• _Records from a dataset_
......

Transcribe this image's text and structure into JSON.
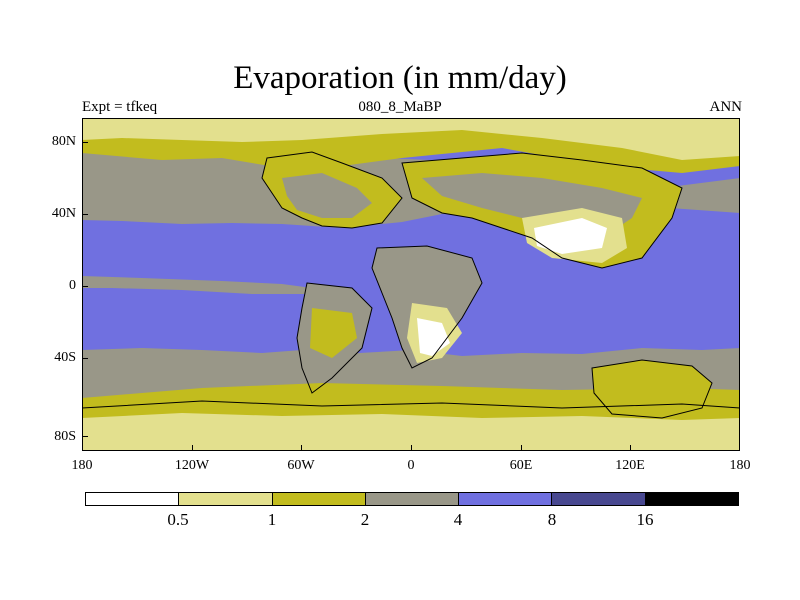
{
  "header": {
    "title": "Evaporation (in mm/day)",
    "left": "Expt = tfkeq",
    "center": "080_8_MaBP",
    "right": "ANN"
  },
  "axes": {
    "y_labels": [
      "80N",
      "40N",
      "0",
      "40S",
      "80S"
    ],
    "x_labels": [
      "180",
      "120W",
      "60W",
      "0",
      "60E",
      "120E",
      "180"
    ]
  },
  "colorbar": {
    "colors": [
      "#ffffff",
      "#e3e08e",
      "#c2bc1e",
      "#999788",
      "#7070e0",
      "#484890",
      "#000000"
    ],
    "labels": [
      "0.5",
      "1",
      "2",
      "4",
      "8",
      "16"
    ]
  },
  "map_colors": {
    "ocean_high": "#7070e0",
    "mid": "#999788",
    "low": "#c2bc1e",
    "very_low": "#e3e08e",
    "minimal": "#ffffff",
    "coast": "#000000"
  }
}
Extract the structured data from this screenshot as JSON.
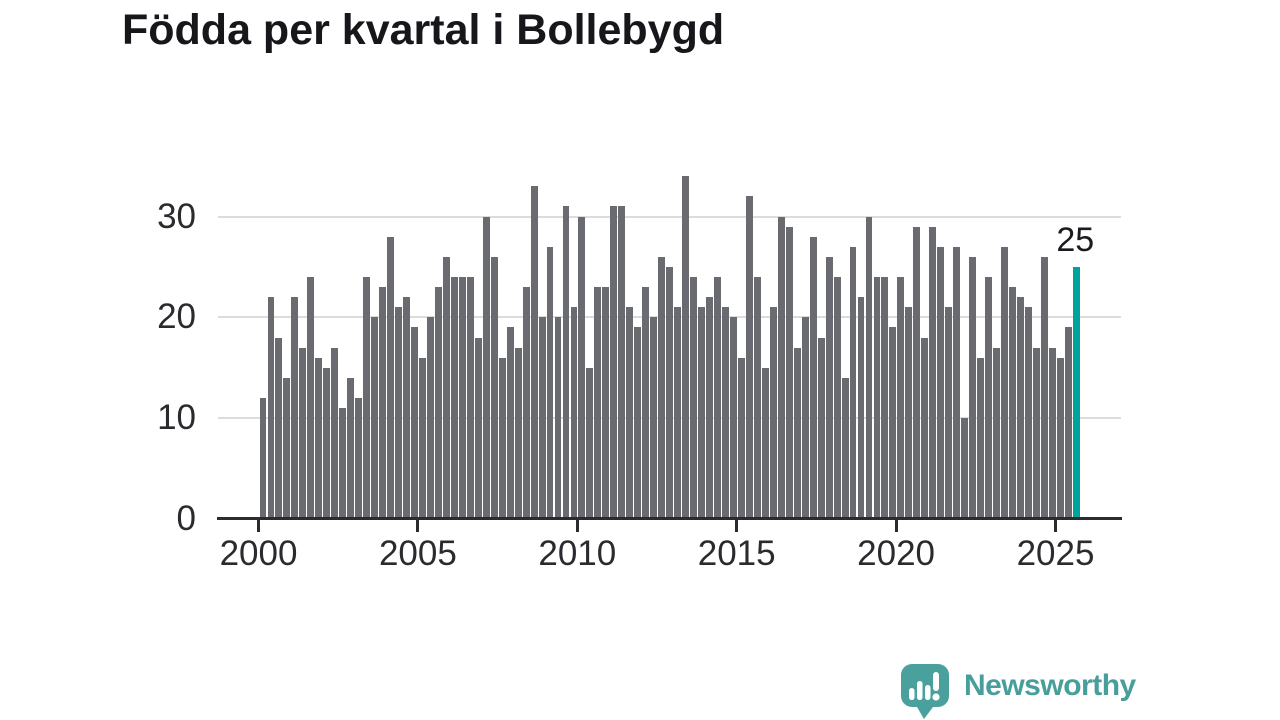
{
  "title": "Födda per kvartal i Bollebygd",
  "chart_data": {
    "type": "bar",
    "title": "Födda per kvartal i Bollebygd",
    "x_start": "2000 Q1",
    "x_end": "2025 Q3",
    "x_unit": "quarter",
    "values": [
      12,
      22,
      18,
      14,
      22,
      17,
      24,
      16,
      15,
      17,
      11,
      14,
      12,
      24,
      20,
      23,
      28,
      21,
      22,
      19,
      16,
      20,
      23,
      26,
      24,
      24,
      24,
      18,
      30,
      26,
      16,
      19,
      17,
      23,
      33,
      20,
      27,
      20,
      31,
      21,
      30,
      15,
      23,
      23,
      31,
      31,
      21,
      19,
      23,
      20,
      26,
      25,
      21,
      34,
      24,
      21,
      22,
      24,
      21,
      20,
      16,
      32,
      24,
      15,
      21,
      30,
      29,
      17,
      20,
      28,
      18,
      26,
      24,
      14,
      27,
      22,
      30,
      24,
      24,
      19,
      24,
      21,
      29,
      18,
      29,
      27,
      21,
      27,
      10,
      26,
      16,
      24,
      17,
      27,
      23,
      22,
      21,
      17,
      26,
      17,
      16,
      19,
      25
    ],
    "xticks": [
      2000,
      2005,
      2010,
      2015,
      2020,
      2025
    ],
    "yticks": [
      0,
      10,
      20,
      30
    ],
    "ylim": [
      0,
      35
    ],
    "grid": "horizontal",
    "legend": "none",
    "highlight": {
      "index": 102,
      "period": "2025 Q3",
      "value": 25,
      "label": "25"
    },
    "colors": {
      "bar": "#6a6a71",
      "highlight": "#00a39c",
      "gridline": "#dcdcdd",
      "axis": "#2b2b30",
      "text": "#2a2a2f"
    }
  },
  "footer": {
    "brand": "Newsworthy",
    "logo_icon": "newsworthy-speech-bubble-barchart-icon",
    "brand_color": "#479e9a"
  }
}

......

• _JOB_
Within the entries above, how many lines contain "this"? Respond with the number only.

• _TASK SOLUTION_
2